(Dataset items)

============================================================

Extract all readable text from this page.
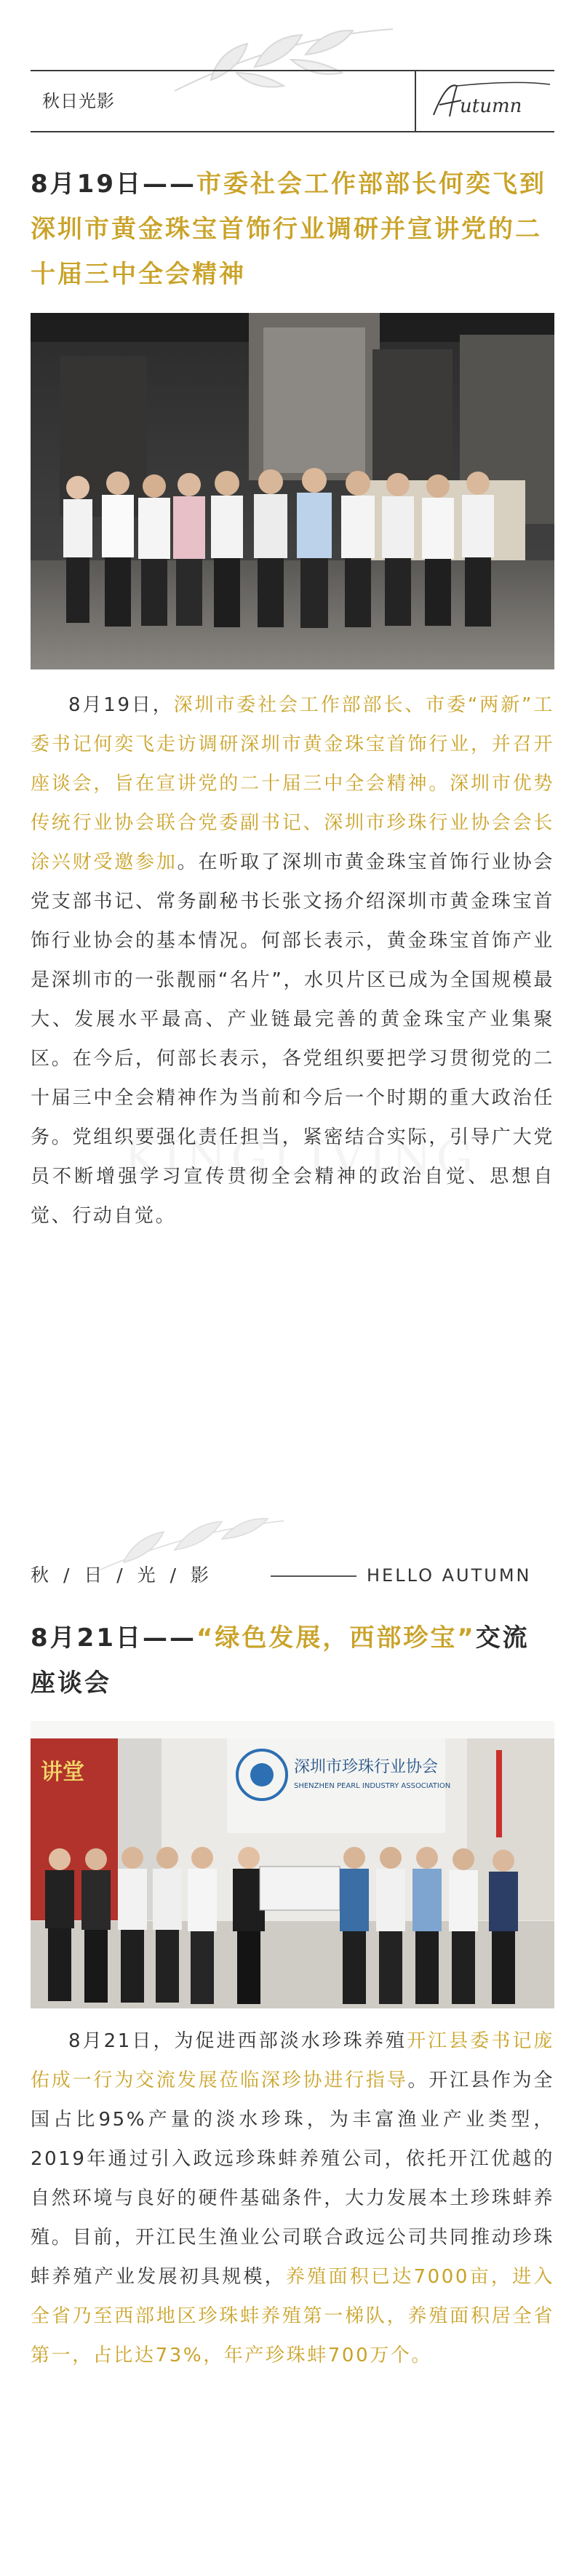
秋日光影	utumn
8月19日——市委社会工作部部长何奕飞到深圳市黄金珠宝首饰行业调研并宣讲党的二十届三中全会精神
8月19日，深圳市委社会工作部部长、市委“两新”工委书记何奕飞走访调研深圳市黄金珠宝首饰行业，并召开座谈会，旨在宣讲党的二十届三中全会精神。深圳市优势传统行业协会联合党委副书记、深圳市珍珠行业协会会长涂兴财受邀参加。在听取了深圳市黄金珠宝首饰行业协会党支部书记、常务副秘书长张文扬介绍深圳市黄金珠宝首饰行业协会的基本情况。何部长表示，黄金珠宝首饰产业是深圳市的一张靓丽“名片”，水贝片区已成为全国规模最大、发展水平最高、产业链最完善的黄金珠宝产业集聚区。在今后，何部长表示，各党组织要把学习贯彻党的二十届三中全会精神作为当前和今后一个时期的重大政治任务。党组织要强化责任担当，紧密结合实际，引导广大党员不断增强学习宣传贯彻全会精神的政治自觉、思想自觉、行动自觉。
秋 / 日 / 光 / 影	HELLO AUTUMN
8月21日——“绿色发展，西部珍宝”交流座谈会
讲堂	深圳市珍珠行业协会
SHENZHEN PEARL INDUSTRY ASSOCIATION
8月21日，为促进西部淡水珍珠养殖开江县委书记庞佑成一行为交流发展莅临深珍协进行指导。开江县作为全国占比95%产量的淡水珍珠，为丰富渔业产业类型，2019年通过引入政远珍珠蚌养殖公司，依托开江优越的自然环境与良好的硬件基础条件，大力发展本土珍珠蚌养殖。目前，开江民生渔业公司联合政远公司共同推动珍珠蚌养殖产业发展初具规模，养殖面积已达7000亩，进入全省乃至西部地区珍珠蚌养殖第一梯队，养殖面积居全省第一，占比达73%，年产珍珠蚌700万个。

============================================================

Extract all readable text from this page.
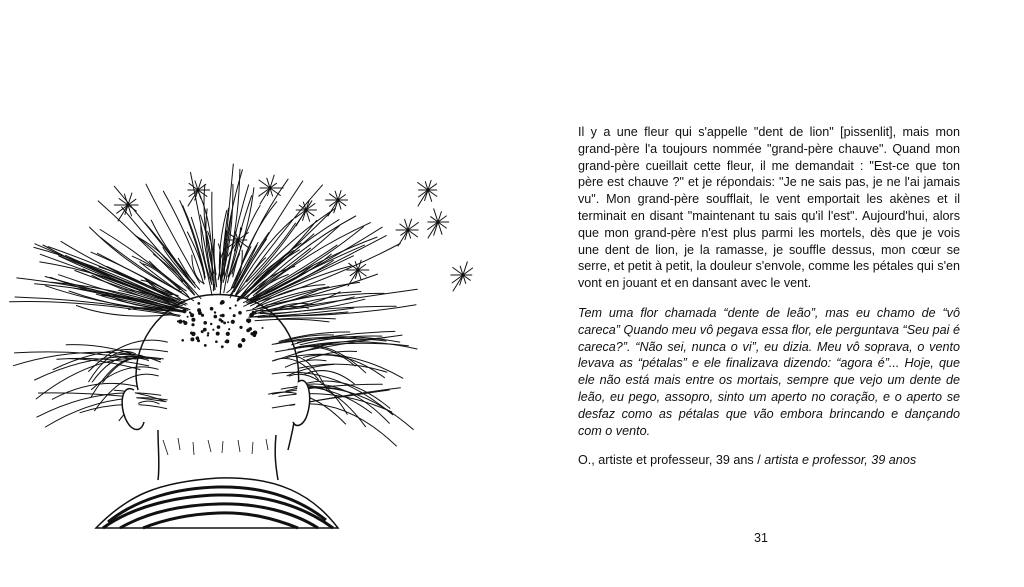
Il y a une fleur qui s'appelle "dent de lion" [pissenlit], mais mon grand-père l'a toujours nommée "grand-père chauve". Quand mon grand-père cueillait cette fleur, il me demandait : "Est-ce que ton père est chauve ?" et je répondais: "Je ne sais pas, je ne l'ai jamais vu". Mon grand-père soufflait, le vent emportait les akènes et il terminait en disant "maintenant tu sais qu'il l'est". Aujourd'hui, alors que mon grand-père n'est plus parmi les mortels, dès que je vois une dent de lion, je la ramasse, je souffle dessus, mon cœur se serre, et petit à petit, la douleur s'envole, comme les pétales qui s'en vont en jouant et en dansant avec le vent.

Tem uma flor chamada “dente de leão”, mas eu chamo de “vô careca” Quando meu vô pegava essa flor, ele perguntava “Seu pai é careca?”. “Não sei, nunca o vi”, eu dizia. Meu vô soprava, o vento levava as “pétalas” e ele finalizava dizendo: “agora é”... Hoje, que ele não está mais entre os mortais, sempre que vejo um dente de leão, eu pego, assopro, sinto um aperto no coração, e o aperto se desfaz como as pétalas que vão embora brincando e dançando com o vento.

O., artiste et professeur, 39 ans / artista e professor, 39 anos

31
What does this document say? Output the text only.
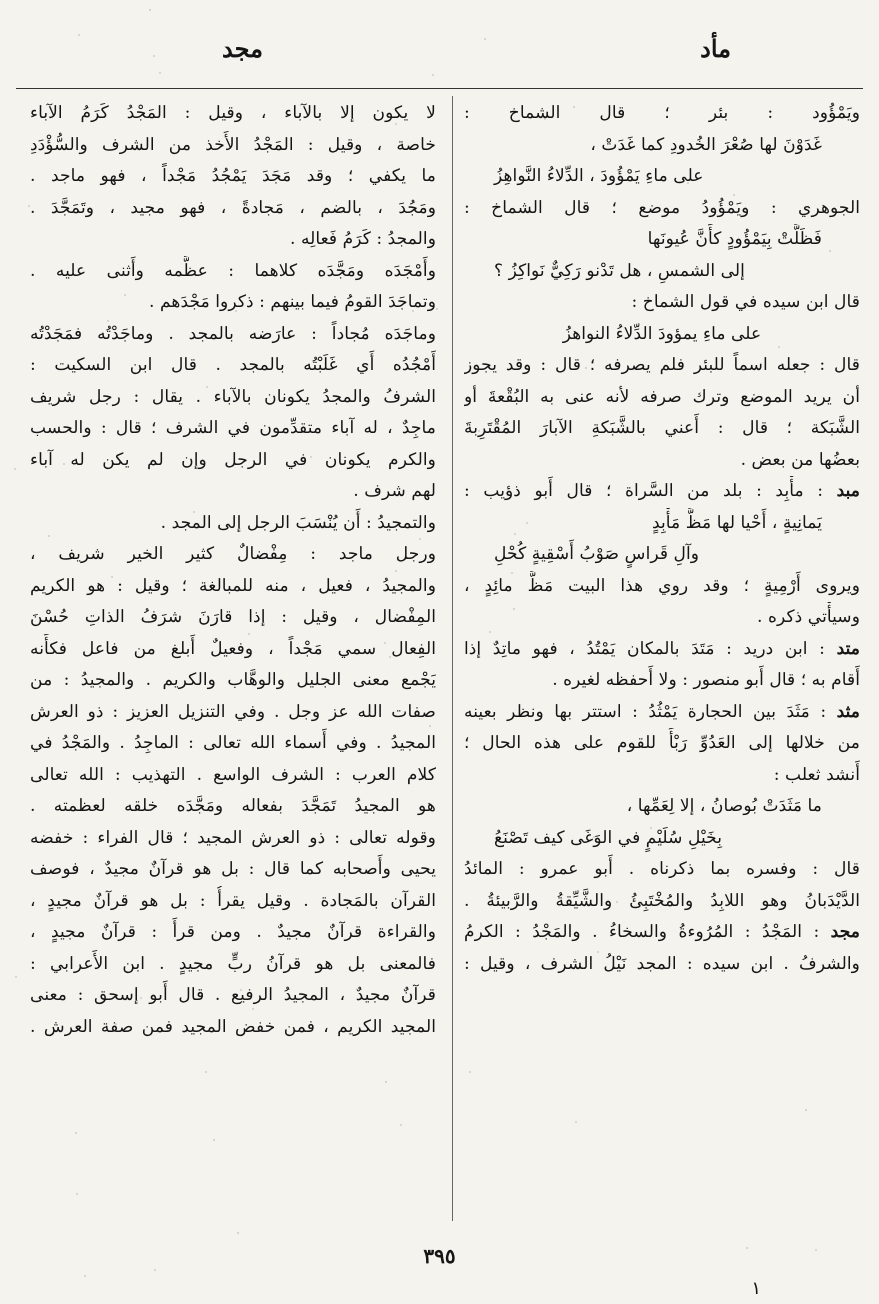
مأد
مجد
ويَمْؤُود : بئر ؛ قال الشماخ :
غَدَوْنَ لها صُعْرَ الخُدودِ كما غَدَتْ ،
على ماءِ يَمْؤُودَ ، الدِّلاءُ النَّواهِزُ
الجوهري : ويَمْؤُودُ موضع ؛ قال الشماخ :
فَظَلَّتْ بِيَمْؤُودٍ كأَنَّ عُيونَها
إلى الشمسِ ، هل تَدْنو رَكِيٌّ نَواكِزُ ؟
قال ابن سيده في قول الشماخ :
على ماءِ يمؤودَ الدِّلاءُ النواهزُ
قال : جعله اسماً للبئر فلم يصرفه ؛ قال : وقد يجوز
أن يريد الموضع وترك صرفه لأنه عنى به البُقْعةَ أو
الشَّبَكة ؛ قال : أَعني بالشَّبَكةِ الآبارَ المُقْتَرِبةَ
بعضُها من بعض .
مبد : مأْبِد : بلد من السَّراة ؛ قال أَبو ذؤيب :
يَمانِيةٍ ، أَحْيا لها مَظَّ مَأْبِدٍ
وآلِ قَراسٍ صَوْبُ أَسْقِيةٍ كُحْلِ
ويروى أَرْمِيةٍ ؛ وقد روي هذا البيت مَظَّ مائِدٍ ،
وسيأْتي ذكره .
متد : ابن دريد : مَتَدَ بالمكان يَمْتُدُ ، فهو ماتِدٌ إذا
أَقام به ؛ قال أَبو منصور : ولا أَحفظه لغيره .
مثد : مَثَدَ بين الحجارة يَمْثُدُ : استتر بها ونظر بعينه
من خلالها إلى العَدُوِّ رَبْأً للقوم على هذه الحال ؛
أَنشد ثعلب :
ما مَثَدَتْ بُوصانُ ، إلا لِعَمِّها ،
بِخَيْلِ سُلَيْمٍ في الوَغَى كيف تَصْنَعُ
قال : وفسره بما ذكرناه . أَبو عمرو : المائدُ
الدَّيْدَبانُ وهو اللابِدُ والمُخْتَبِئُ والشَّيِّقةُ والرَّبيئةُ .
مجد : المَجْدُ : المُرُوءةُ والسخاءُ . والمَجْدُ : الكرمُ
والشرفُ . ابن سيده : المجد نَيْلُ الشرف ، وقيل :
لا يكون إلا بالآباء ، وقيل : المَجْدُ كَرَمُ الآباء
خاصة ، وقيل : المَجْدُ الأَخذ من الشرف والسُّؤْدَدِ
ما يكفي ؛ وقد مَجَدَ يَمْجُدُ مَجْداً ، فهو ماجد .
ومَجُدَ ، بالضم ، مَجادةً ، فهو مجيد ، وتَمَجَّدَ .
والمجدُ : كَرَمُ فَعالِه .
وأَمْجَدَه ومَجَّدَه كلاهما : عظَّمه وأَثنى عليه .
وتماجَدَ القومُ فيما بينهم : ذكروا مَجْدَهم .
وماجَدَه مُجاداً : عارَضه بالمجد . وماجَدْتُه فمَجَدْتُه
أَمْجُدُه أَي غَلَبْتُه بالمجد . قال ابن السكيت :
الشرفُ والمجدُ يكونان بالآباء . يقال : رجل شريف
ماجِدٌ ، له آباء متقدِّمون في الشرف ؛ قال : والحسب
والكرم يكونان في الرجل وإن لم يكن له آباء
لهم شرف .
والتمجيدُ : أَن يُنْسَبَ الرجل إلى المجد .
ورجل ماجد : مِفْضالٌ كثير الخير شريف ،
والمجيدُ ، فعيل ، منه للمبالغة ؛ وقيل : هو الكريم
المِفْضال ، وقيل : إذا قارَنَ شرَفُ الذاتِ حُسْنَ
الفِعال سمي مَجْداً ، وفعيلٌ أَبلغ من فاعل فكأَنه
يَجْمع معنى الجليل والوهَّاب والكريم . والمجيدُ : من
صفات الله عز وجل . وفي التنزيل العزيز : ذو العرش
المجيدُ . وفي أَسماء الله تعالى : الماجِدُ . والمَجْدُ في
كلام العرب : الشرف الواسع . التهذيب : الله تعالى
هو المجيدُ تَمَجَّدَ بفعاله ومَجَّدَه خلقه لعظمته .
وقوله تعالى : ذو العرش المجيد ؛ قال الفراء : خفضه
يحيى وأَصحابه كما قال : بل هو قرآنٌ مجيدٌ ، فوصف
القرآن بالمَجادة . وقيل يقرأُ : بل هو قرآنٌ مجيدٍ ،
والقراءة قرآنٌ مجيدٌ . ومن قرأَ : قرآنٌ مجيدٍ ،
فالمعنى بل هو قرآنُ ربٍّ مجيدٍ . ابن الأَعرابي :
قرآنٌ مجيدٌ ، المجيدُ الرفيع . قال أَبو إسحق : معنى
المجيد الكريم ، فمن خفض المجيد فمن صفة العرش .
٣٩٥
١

============================================================

■ Set problem
Gather all lines where the word "والمجيد" appears.

■ Result
والمجيدُ ، فعيل ، منه للمبالغة ؛ وقيل : هو الكريم
يَجْمع معنى الجليل والوهَّاب والكريم . والمجيدُ : من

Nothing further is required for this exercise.